**What this task involves:**
State how many lines of the entries hold the string "tiden", and output nothing but that count.

**The input:**
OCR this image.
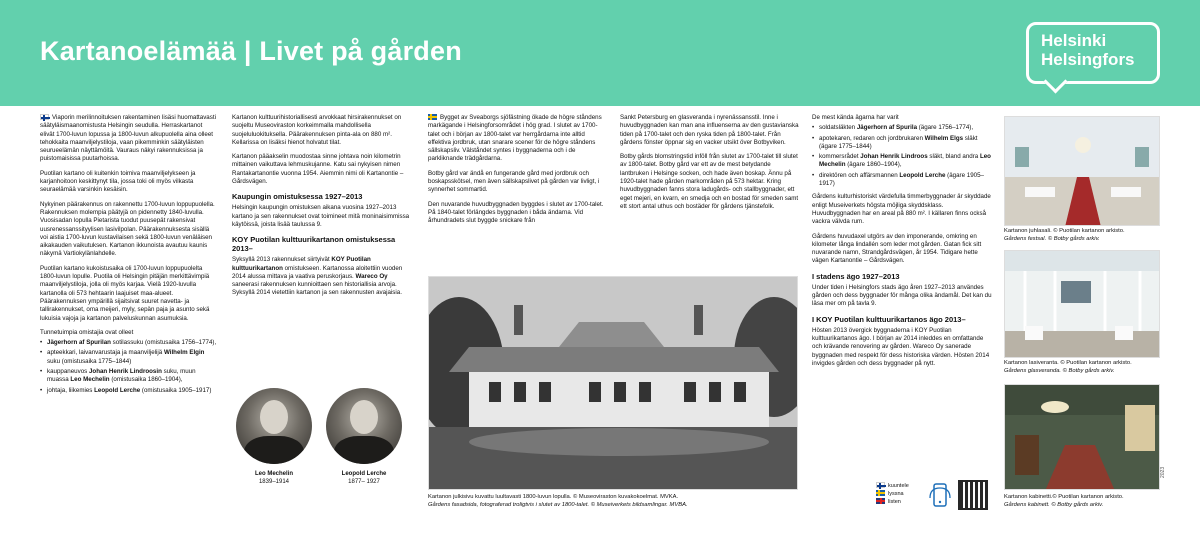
Kartanoelämää | Livet på gården	Helsinki
Helsingfors

Viaporin merilinnoituksen rakentaminen lisäsi huomattavasti säätyläismaanomistusta Helsingin seudulla. Herraskartanot elivät 1700-luvun lopussa ja 1800-luvun alkupuolella aina olleet tehokkaita maanviljelystiloja, vaan pikemminkin säätyläisten seurueelämän näyttämöitä. Vauraus näkyi rakennuksissa ja puistomaisissa puutarhoissa.

Puotilan kartano oli kuitenkin toimiva maanviljelykseen ja karjanhoitoon keskittynyt tila, jossa toki oli myös vilkasta seuraelämää varsinkin kesäisin.

Nykyinen päärakennus on rakennettu 1700-luvun loppupuolella. Rakennuksen molempia päätyjä on pidennetty 1840-luvulla. Vuosisadan lopulla Pietarista tuodut puusepät rakensivat uusrenessanssityylisen lasivilpolan. Päärakennuksesta sisällä voi aistia 1700-luvun kustavilaisen sekä 1800-luvun venäläisen aikakauden vaikutuksen. Kartanon ikkunoista avautuu kaunis näkymä Vartiokylänlahdelle.

Puotilan kartano kukoistusaika oli 1700-luvun loppupuolelta 1800-luvun lopulle. Puotila oli Helsingin pitäjän merkittävimpiä maanviljelystiloja, jolla oli myös karjaa. Vielä 1920-luvulla kartanolla oli 573 hehtaarin laajuiset maa-alueet. Päärakennuksen ympärillä sijaitsivat suuret navetta- ja tallirakennukset, oma meijeri, myly, sepän paja ja asunto sekä lukuisia vajoja ja kartanon palveluskunnan asumuksia.

Tunnetuimpia omistajia ovat olleet

• Jägerhorn af Spurilan sotilassuku (omistusaika 1756–1774),
• apteekkari, laivanvarustaja ja maanviljelijä Wilhelm Elgin suku (omistusaika 1775–1844)
• kauppaneuvos Johan Henrik Lindroosin suku, muun muassa Leo Mechelin (omistusaika 1860–1904),
• johtaja, liikemies Leopold Lerche (omistusaika 1905–1917)

Kartanon kulttuurihistoriallisesti arvokkaat hirsirakennukset on suojeltu Museoviraston korkeimmalla mahdollisella suojeluluokituksella. Päärakennuksen pinta-ala on 880 m². Kellarissa on lisäksi hienot holvatut tilat.

Kartanon pääakselin muodostaa sinne johtava noin kilometrin mittainen vaikuttava lehmuskujanne. Katu sai nykyisen nimen Rantakartanontie vuonna 1954. Aiemmin nimi oli Kartanontie – Gårdsvägen.

Kaupungin omistuksessa 1927–2013

Helsingin kaupungin omistuksen aikana vuosina 1927–2013 kartano ja sen rakennukset ovat toimineet mitä moninaisimmissa käytöissä, joista lisää taulussa 9.

KOY Puotilan kulttuurikartanon omistuksessa 2013–

Syksyllä 2013 rakennukset siirtyivät KOY Puotilan kulttuurikartanon omistukseen. Kartanossa aloitettiin vuoden 2014 alussa mittava ja vaativa peruskorjaus. Wareco Oy saneerasi rakennuksen kunnioittaen sen historiallisia arvoja. Syksyllä 2014 vietettiin kartanon ja sen rakennusten avajaisia.

Leo Mechelin
1839–1914
Leopold Lerche
1877– 1927

Bygget av Sveaborgs sjöfästning ökade de högre ståndens markägande i Helsingforsområdet i hög grad. I slutet av 1700-talet och i början av 1800-talet var herrgårdarna inte alltid effektiva jordbruk, utan snarare scener för de högre ståndens sällskapsliv. Välståndet syntes i byggnaderna och i de parkliknande trädgårdarna.

Botby gård var ändå en fungerande gård med jordbruk och boskapsskötsel, men även sällskapslivet på gården var livligt, i synnerhet sommartid.

Den nuvarande huvudbyggnaden byggdes i slutet av 1700-talet. På 1840-talet förlängdes byggnaden i båda ändarna. Vid århundradets slut byggde snickare från

Sankt Petersburg en glasveranda i nyrenässansstil. Inne i huvudbyggnaden kan man ana influenserna av den gustavianska tiden på 1700-talet och den ryska tiden på 1800-talet. Från gårdens fönster öppnar sig en vacker utsikt över Botbyviken.

Botby gårds blomstringstid inföll från slutet av 1700-talet till slutet av 1800-talet. Botby gård var ett av de mest betydande lantbruken i Helsinge socken, och hade även boskap. Ännu på 1920-talet hade gården markområden på 573 hektar. Kring huvudbyggnaden fanns stora ladugårds- och stallbyggnader, ett eget mejeri, en kvarn, en smedja och en bostad för smeden samt ett stort antal uthus och bostäder för gårdens tjänstefolk.

Kartanon julkisivu kuvattu luultavasti 1800-luvun lopulla. © Museoviraston kuvakokoelmat. MVKA.
Gårdens fasadsida, fotograferad troligtvis i slutet av 1800-talet. © Museiverkets bildsamlingar. MVBA.

De mest kända ägarna har varit

• soldatsläkten Jägerhorn af Spurila (ägare 1756–1774),
• apotekaren, redaren och jordbrukaren Wilhelm Elgs släkt (ägare 1775–1844)
• kommersrådet Johan Henrik Lindroos släkt, bland andra Leo Mechelin (ägare 1860–1904),
• direktören och affärsmannen Leopold Lerche (ägare 1905–1917)

Gårdens kulturhistoriskt värdefulla timmerbyggnader är skyddade enligt Museiverkets högsta möjliga skyddsklass. Huvudbyggnaden har en areal på 880 m². I källaren finns också vackra välvda rum.

Gårdens huvudaxel utgörs av den imponerande, omkring en kilometer långa lindallén som leder mot gården. Gatan fick sitt nuvarande namn, Strandgårdsvägen, år 1954. Tidigare hette vägen Kartanontie – Gårdsvägen.

I stadens ägo 1927–2013

Under tiden i Helsingfors stads ägo åren 1927–2013 användes gården och dess byggnader för många olika ändamål. Det kan du läsa mer om på tavla 9.

I KOY Puotilan kulttuurikartanos ägo 2013–

Hösten 2013 övergick byggnaderna i KOY Puotilan kulttuurikartanos ägo. I början av 2014 inleddes en omfattande och krävande renovering av gården. Wareco Oy sanerade byggnaden med respekt för dess historiska värden. Hösten 2014 invigdes gården och dess byggnader på nytt.

kuuntele
lyssna
listen
Kartanon juhlasali. © Puotilan kartanon arkisto.
Gårdens festsal. © Botby gårds arkiv.
Kartanon lasiveranta. © Puotilan kartanon arkisto.
Gårdens glasveranda. © Botby gårds arkiv.
Kartanon kabinetti.© Puotilan kartanon arkisto.
Gårdens kabinett. © Botby gårds arkiv.
2023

**Exercise response:**
2